• Brano da leggere:
....
Arti Performative Focus

“Alpenstock”: identikit del maschio xenofobo in chiave ironica

Renata Savo

C’è una norma antropologica non scritta ma vigente, che gli autori di teatro, quelli più accorti almeno, conoscono e applicano molto bene. Simile al “cliché”, la chiameremo, sia per gioco sia per svincolarci dal suo utilizzo spregiativo: la regola del “tutto torna”.  Prendiamo una persona di sesso maschile, per esempio: la regola del “tutto torna” non scritta afferma che esiste un legame, non spiegabile ma certo, tra il fatto di essere “nazionalista” e desiderare di avere un partner – rigorosamente del sesso opposto – succube dei propri valori etico-morali. Si ricorderà senz’altro la dichiarazione (marzo 2018) di Elisa Isoardi, la conduttrice televisiva (dal prossimo settembre in pianta stabile a La prova del cuoco… ) compagna del neo Ministro dell’Interno Matteo Salvini, che ha fatto il giro del web: «una donna, per quanto in vista, deve dare sempre luce al suo uomo. E spesso la luce si dà arretrando»; oppure, sempre per restare in tema, la stessa Isoardi che condivide con i suoi follower foto che la ritraggono intenta a stirare camicie di venerdì sera. La regola del tutto torna dice, ancora, che chi supporta una tale Weltanschauung è spesso xenofobo, e inoltre, poco incline al dialogo e al confronto, aspetto per giunta collegabile a un’indole aggressiva e a un più facile uso della violenza per eliminare ogni sospetto di minaccia alla propria causa ideologica.
....
• Consegna: Scrivi il seguito dell'articolo su «Alpenstock», ripartendo subito dopo l'ultima frase riportata.
....
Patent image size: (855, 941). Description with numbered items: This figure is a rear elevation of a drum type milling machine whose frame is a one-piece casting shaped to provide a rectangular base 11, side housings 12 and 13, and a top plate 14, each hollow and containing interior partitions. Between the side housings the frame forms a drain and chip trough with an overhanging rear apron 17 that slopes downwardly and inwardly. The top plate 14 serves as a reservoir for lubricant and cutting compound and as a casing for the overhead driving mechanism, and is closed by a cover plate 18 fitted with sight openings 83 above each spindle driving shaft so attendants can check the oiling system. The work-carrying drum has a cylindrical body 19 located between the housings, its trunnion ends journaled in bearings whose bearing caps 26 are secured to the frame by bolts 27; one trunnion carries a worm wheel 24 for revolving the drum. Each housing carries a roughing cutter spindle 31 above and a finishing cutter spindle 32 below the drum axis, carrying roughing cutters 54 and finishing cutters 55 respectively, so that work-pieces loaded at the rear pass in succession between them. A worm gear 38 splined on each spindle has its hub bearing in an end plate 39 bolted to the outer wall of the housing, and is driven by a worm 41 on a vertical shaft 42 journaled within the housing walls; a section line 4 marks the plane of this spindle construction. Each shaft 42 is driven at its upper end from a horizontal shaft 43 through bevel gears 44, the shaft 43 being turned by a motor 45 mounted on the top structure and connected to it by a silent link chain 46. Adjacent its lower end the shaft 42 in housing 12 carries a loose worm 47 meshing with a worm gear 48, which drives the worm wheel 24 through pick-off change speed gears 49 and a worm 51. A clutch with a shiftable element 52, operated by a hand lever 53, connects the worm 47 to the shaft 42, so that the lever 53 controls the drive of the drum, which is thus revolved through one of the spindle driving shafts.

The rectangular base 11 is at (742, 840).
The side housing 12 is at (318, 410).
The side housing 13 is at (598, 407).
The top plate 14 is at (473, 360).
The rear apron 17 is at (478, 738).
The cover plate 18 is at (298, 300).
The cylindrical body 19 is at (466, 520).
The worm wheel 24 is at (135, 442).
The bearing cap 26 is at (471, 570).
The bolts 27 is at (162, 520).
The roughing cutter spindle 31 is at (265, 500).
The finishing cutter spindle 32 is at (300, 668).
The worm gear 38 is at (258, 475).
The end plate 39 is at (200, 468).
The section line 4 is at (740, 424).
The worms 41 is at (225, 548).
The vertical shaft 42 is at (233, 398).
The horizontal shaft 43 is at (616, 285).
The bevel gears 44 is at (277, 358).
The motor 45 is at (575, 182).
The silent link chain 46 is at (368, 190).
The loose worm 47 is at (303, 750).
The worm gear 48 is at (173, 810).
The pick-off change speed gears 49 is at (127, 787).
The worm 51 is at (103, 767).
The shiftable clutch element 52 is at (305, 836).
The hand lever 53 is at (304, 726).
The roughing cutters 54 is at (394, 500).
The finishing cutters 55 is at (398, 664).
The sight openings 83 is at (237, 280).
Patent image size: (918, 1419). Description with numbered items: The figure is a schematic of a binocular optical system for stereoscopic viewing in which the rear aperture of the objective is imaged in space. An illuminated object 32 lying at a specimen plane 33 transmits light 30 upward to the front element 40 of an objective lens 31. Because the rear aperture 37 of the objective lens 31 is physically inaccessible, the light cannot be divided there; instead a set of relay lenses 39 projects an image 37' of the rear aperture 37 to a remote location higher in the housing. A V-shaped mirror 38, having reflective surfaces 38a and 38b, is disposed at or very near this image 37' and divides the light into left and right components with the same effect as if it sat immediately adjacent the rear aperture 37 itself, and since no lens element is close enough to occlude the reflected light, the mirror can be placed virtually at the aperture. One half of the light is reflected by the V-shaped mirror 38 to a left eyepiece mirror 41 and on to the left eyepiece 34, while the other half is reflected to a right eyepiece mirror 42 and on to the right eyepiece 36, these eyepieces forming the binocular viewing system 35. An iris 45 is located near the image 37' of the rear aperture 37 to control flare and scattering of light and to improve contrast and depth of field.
....
• La risposta:
Antonella Questa. Foto di Enrico Gallina

Tra il serio e il faceto, non si fa fatica a proiettare nella coppia tratteggiata in Alpenstock di Rémi De Vos, spettacolo andato in scena in prima assoluta per l’Italia al Teatro di Rifredi di Firenze e qui ritornato dal 4 all’8 aprile, una parodia di quella Salvini-Isoardi, che il voto della maggioranza degli italiani sembra in modo profetico – e tristemente – assurgere a modello. Il titolo del testo, composto nel 2005 e spaventosamente attuale, riprende uno strumento utilizzato per le escursioni alpine, un grosso bastone di legno dotato di punteruolo di ferro.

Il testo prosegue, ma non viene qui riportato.